Problem details:
Restate the data below word for word. Skip any images it contains.

[Stored entries]
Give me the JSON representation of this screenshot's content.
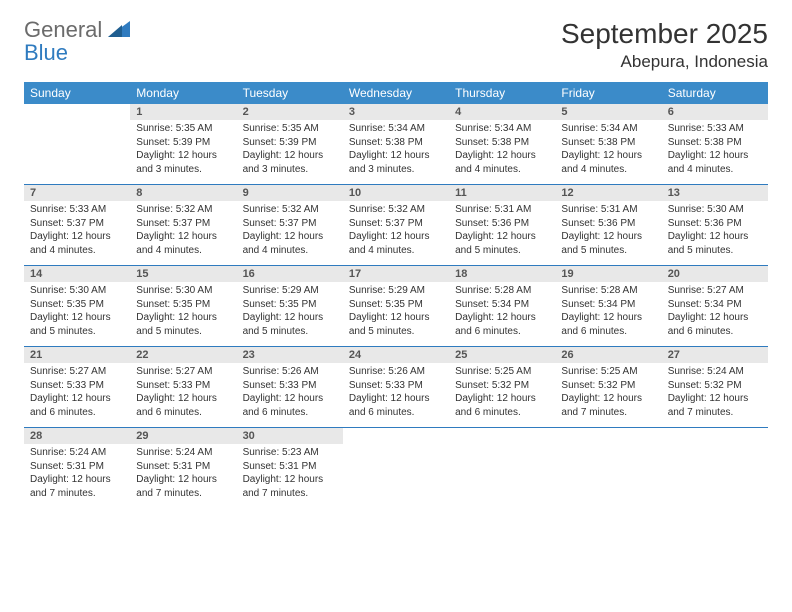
{
  "brand": {
    "text1": "General",
    "text2": "Blue"
  },
  "title": "September 2025",
  "location": "Abepura, Indonesia",
  "colors": {
    "header_bg": "#3b8bc9",
    "header_text": "#ffffff",
    "row_divider": "#2f7bbf",
    "daynum_bg": "#e8e8e8",
    "body_text": "#333333",
    "logo_gray": "#6b6b6b",
    "logo_blue": "#2f7bbf"
  },
  "typography": {
    "title_fontsize": 28,
    "location_fontsize": 17,
    "weekday_fontsize": 12,
    "daynum_fontsize": 11,
    "body_fontsize": 10
  },
  "weekdays": [
    "Sunday",
    "Monday",
    "Tuesday",
    "Wednesday",
    "Thursday",
    "Friday",
    "Saturday"
  ],
  "weeks": [
    [
      {
        "blank": true
      },
      {
        "day": "1",
        "sunrise": "Sunrise: 5:35 AM",
        "sunset": "Sunset: 5:39 PM",
        "daylight": "Daylight: 12 hours and 3 minutes."
      },
      {
        "day": "2",
        "sunrise": "Sunrise: 5:35 AM",
        "sunset": "Sunset: 5:39 PM",
        "daylight": "Daylight: 12 hours and 3 minutes."
      },
      {
        "day": "3",
        "sunrise": "Sunrise: 5:34 AM",
        "sunset": "Sunset: 5:38 PM",
        "daylight": "Daylight: 12 hours and 3 minutes."
      },
      {
        "day": "4",
        "sunrise": "Sunrise: 5:34 AM",
        "sunset": "Sunset: 5:38 PM",
        "daylight": "Daylight: 12 hours and 4 minutes."
      },
      {
        "day": "5",
        "sunrise": "Sunrise: 5:34 AM",
        "sunset": "Sunset: 5:38 PM",
        "daylight": "Daylight: 12 hours and 4 minutes."
      },
      {
        "day": "6",
        "sunrise": "Sunrise: 5:33 AM",
        "sunset": "Sunset: 5:38 PM",
        "daylight": "Daylight: 12 hours and 4 minutes."
      }
    ],
    [
      {
        "day": "7",
        "sunrise": "Sunrise: 5:33 AM",
        "sunset": "Sunset: 5:37 PM",
        "daylight": "Daylight: 12 hours and 4 minutes."
      },
      {
        "day": "8",
        "sunrise": "Sunrise: 5:32 AM",
        "sunset": "Sunset: 5:37 PM",
        "daylight": "Daylight: 12 hours and 4 minutes."
      },
      {
        "day": "9",
        "sunrise": "Sunrise: 5:32 AM",
        "sunset": "Sunset: 5:37 PM",
        "daylight": "Daylight: 12 hours and 4 minutes."
      },
      {
        "day": "10",
        "sunrise": "Sunrise: 5:32 AM",
        "sunset": "Sunset: 5:37 PM",
        "daylight": "Daylight: 12 hours and 4 minutes."
      },
      {
        "day": "11",
        "sunrise": "Sunrise: 5:31 AM",
        "sunset": "Sunset: 5:36 PM",
        "daylight": "Daylight: 12 hours and 5 minutes."
      },
      {
        "day": "12",
        "sunrise": "Sunrise: 5:31 AM",
        "sunset": "Sunset: 5:36 PM",
        "daylight": "Daylight: 12 hours and 5 minutes."
      },
      {
        "day": "13",
        "sunrise": "Sunrise: 5:30 AM",
        "sunset": "Sunset: 5:36 PM",
        "daylight": "Daylight: 12 hours and 5 minutes."
      }
    ],
    [
      {
        "day": "14",
        "sunrise": "Sunrise: 5:30 AM",
        "sunset": "Sunset: 5:35 PM",
        "daylight": "Daylight: 12 hours and 5 minutes."
      },
      {
        "day": "15",
        "sunrise": "Sunrise: 5:30 AM",
        "sunset": "Sunset: 5:35 PM",
        "daylight": "Daylight: 12 hours and 5 minutes."
      },
      {
        "day": "16",
        "sunrise": "Sunrise: 5:29 AM",
        "sunset": "Sunset: 5:35 PM",
        "daylight": "Daylight: 12 hours and 5 minutes."
      },
      {
        "day": "17",
        "sunrise": "Sunrise: 5:29 AM",
        "sunset": "Sunset: 5:35 PM",
        "daylight": "Daylight: 12 hours and 5 minutes."
      },
      {
        "day": "18",
        "sunrise": "Sunrise: 5:28 AM",
        "sunset": "Sunset: 5:34 PM",
        "daylight": "Daylight: 12 hours and 6 minutes."
      },
      {
        "day": "19",
        "sunrise": "Sunrise: 5:28 AM",
        "sunset": "Sunset: 5:34 PM",
        "daylight": "Daylight: 12 hours and 6 minutes."
      },
      {
        "day": "20",
        "sunrise": "Sunrise: 5:27 AM",
        "sunset": "Sunset: 5:34 PM",
        "daylight": "Daylight: 12 hours and 6 minutes."
      }
    ],
    [
      {
        "day": "21",
        "sunrise": "Sunrise: 5:27 AM",
        "sunset": "Sunset: 5:33 PM",
        "daylight": "Daylight: 12 hours and 6 minutes."
      },
      {
        "day": "22",
        "sunrise": "Sunrise: 5:27 AM",
        "sunset": "Sunset: 5:33 PM",
        "daylight": "Daylight: 12 hours and 6 minutes."
      },
      {
        "day": "23",
        "sunrise": "Sunrise: 5:26 AM",
        "sunset": "Sunset: 5:33 PM",
        "daylight": "Daylight: 12 hours and 6 minutes."
      },
      {
        "day": "24",
        "sunrise": "Sunrise: 5:26 AM",
        "sunset": "Sunset: 5:33 PM",
        "daylight": "Daylight: 12 hours and 6 minutes."
      },
      {
        "day": "25",
        "sunrise": "Sunrise: 5:25 AM",
        "sunset": "Sunset: 5:32 PM",
        "daylight": "Daylight: 12 hours and 6 minutes."
      },
      {
        "day": "26",
        "sunrise": "Sunrise: 5:25 AM",
        "sunset": "Sunset: 5:32 PM",
        "daylight": "Daylight: 12 hours and 7 minutes."
      },
      {
        "day": "27",
        "sunrise": "Sunrise: 5:24 AM",
        "sunset": "Sunset: 5:32 PM",
        "daylight": "Daylight: 12 hours and 7 minutes."
      }
    ],
    [
      {
        "day": "28",
        "sunrise": "Sunrise: 5:24 AM",
        "sunset": "Sunset: 5:31 PM",
        "daylight": "Daylight: 12 hours and 7 minutes."
      },
      {
        "day": "29",
        "sunrise": "Sunrise: 5:24 AM",
        "sunset": "Sunset: 5:31 PM",
        "daylight": "Daylight: 12 hours and 7 minutes."
      },
      {
        "day": "30",
        "sunrise": "Sunrise: 5:23 AM",
        "sunset": "Sunset: 5:31 PM",
        "daylight": "Daylight: 12 hours and 7 minutes."
      },
      {
        "blank": true
      },
      {
        "blank": true
      },
      {
        "blank": true
      },
      {
        "blank": true
      }
    ]
  ]
}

Full output:
Give me the JSON representation of this screenshot's content.
{
  "brand": {
    "text1": "General",
    "text2": "Blue"
  },
  "title": "September 2025",
  "location": "Abepura, Indonesia",
  "colors": {
    "header_bg": "#3b8bc9",
    "header_text": "#ffffff",
    "row_divider": "#2f7bbf",
    "daynum_bg": "#e8e8e8",
    "body_text": "#333333",
    "logo_gray": "#6b6b6b",
    "logo_blue": "#2f7bbf"
  },
  "typography": {
    "title_fontsize": 28,
    "location_fontsize": 17,
    "weekday_fontsize": 12,
    "daynum_fontsize": 11,
    "body_fontsize": 10
  },
  "weekdays": [
    "Sunday",
    "Monday",
    "Tuesday",
    "Wednesday",
    "Thursday",
    "Friday",
    "Saturday"
  ],
  "weeks": [
    [
      {
        "blank": true
      },
      {
        "day": "1",
        "sunrise": "Sunrise: 5:35 AM",
        "sunset": "Sunset: 5:39 PM",
        "daylight": "Daylight: 12 hours and 3 minutes."
      },
      {
        "day": "2",
        "sunrise": "Sunrise: 5:35 AM",
        "sunset": "Sunset: 5:39 PM",
        "daylight": "Daylight: 12 hours and 3 minutes."
      },
      {
        "day": "3",
        "sunrise": "Sunrise: 5:34 AM",
        "sunset": "Sunset: 5:38 PM",
        "daylight": "Daylight: 12 hours and 3 minutes."
      },
      {
        "day": "4",
        "sunrise": "Sunrise: 5:34 AM",
        "sunset": "Sunset: 5:38 PM",
        "daylight": "Daylight: 12 hours and 4 minutes."
      },
      {
        "day": "5",
        "sunrise": "Sunrise: 5:34 AM",
        "sunset": "Sunset: 5:38 PM",
        "daylight": "Daylight: 12 hours and 4 minutes."
      },
      {
        "day": "6",
        "sunrise": "Sunrise: 5:33 AM",
        "sunset": "Sunset: 5:38 PM",
        "daylight": "Daylight: 12 hours and 4 minutes."
      }
    ],
    [
      {
        "day": "7",
        "sunrise": "Sunrise: 5:33 AM",
        "sunset": "Sunset: 5:37 PM",
        "daylight": "Daylight: 12 hours and 4 minutes."
      },
      {
        "day": "8",
        "sunrise": "Sunrise: 5:32 AM",
        "sunset": "Sunset: 5:37 PM",
        "daylight": "Daylight: 12 hours and 4 minutes."
      },
      {
        "day": "9",
        "sunrise": "Sunrise: 5:32 AM",
        "sunset": "Sunset: 5:37 PM",
        "daylight": "Daylight: 12 hours and 4 minutes."
      },
      {
        "day": "10",
        "sunrise": "Sunrise: 5:32 AM",
        "sunset": "Sunset: 5:37 PM",
        "daylight": "Daylight: 12 hours and 4 minutes."
      },
      {
        "day": "11",
        "sunrise": "Sunrise: 5:31 AM",
        "sunset": "Sunset: 5:36 PM",
        "daylight": "Daylight: 12 hours and 5 minutes."
      },
      {
        "day": "12",
        "sunrise": "Sunrise: 5:31 AM",
        "sunset": "Sunset: 5:36 PM",
        "daylight": "Daylight: 12 hours and 5 minutes."
      },
      {
        "day": "13",
        "sunrise": "Sunrise: 5:30 AM",
        "sunset": "Sunset: 5:36 PM",
        "daylight": "Daylight: 12 hours and 5 minutes."
      }
    ],
    [
      {
        "day": "14",
        "sunrise": "Sunrise: 5:30 AM",
        "sunset": "Sunset: 5:35 PM",
        "daylight": "Daylight: 12 hours and 5 minutes."
      },
      {
        "day": "15",
        "sunrise": "Sunrise: 5:30 AM",
        "sunset": "Sunset: 5:35 PM",
        "daylight": "Daylight: 12 hours and 5 minutes."
      },
      {
        "day": "16",
        "sunrise": "Sunrise: 5:29 AM",
        "sunset": "Sunset: 5:35 PM",
        "daylight": "Daylight: 12 hours and 5 minutes."
      },
      {
        "day": "17",
        "sunrise": "Sunrise: 5:29 AM",
        "sunset": "Sunset: 5:35 PM",
        "daylight": "Daylight: 12 hours and 5 minutes."
      },
      {
        "day": "18",
        "sunrise": "Sunrise: 5:28 AM",
        "sunset": "Sunset: 5:34 PM",
        "daylight": "Daylight: 12 hours and 6 minutes."
      },
      {
        "day": "19",
        "sunrise": "Sunrise: 5:28 AM",
        "sunset": "Sunset: 5:34 PM",
        "daylight": "Daylight: 12 hours and 6 minutes."
      },
      {
        "day": "20",
        "sunrise": "Sunrise: 5:27 AM",
        "sunset": "Sunset: 5:34 PM",
        "daylight": "Daylight: 12 hours and 6 minutes."
      }
    ],
    [
      {
        "day": "21",
        "sunrise": "Sunrise: 5:27 AM",
        "sunset": "Sunset: 5:33 PM",
        "daylight": "Daylight: 12 hours and 6 minutes."
      },
      {
        "day": "22",
        "sunrise": "Sunrise: 5:27 AM",
        "sunset": "Sunset: 5:33 PM",
        "daylight": "Daylight: 12 hours and 6 minutes."
      },
      {
        "day": "23",
        "sunrise": "Sunrise: 5:26 AM",
        "sunset": "Sunset: 5:33 PM",
        "daylight": "Daylight: 12 hours and 6 minutes."
      },
      {
        "day": "24",
        "sunrise": "Sunrise: 5:26 AM",
        "sunset": "Sunset: 5:33 PM",
        "daylight": "Daylight: 12 hours and 6 minutes."
      },
      {
        "day": "25",
        "sunrise": "Sunrise: 5:25 AM",
        "sunset": "Sunset: 5:32 PM",
        "daylight": "Daylight: 12 hours and 6 minutes."
      },
      {
        "day": "26",
        "sunrise": "Sunrise: 5:25 AM",
        "sunset": "Sunset: 5:32 PM",
        "daylight": "Daylight: 12 hours and 7 minutes."
      },
      {
        "day": "27",
        "sunrise": "Sunrise: 5:24 AM",
        "sunset": "Sunset: 5:32 PM",
        "daylight": "Daylight: 12 hours and 7 minutes."
      }
    ],
    [
      {
        "day": "28",
        "sunrise": "Sunrise: 5:24 AM",
        "sunset": "Sunset: 5:31 PM",
        "daylight": "Daylight: 12 hours and 7 minutes."
      },
      {
        "day": "29",
        "sunrise": "Sunrise: 5:24 AM",
        "sunset": "Sunset: 5:31 PM",
        "daylight": "Daylight: 12 hours and 7 minutes."
      },
      {
        "day": "30",
        "sunrise": "Sunrise: 5:23 AM",
        "sunset": "Sunset: 5:31 PM",
        "daylight": "Daylight: 12 hours and 7 minutes."
      },
      {
        "blank": true
      },
      {
        "blank": true
      },
      {
        "blank": true
      },
      {
        "blank": true
      }
    ]
  ]
}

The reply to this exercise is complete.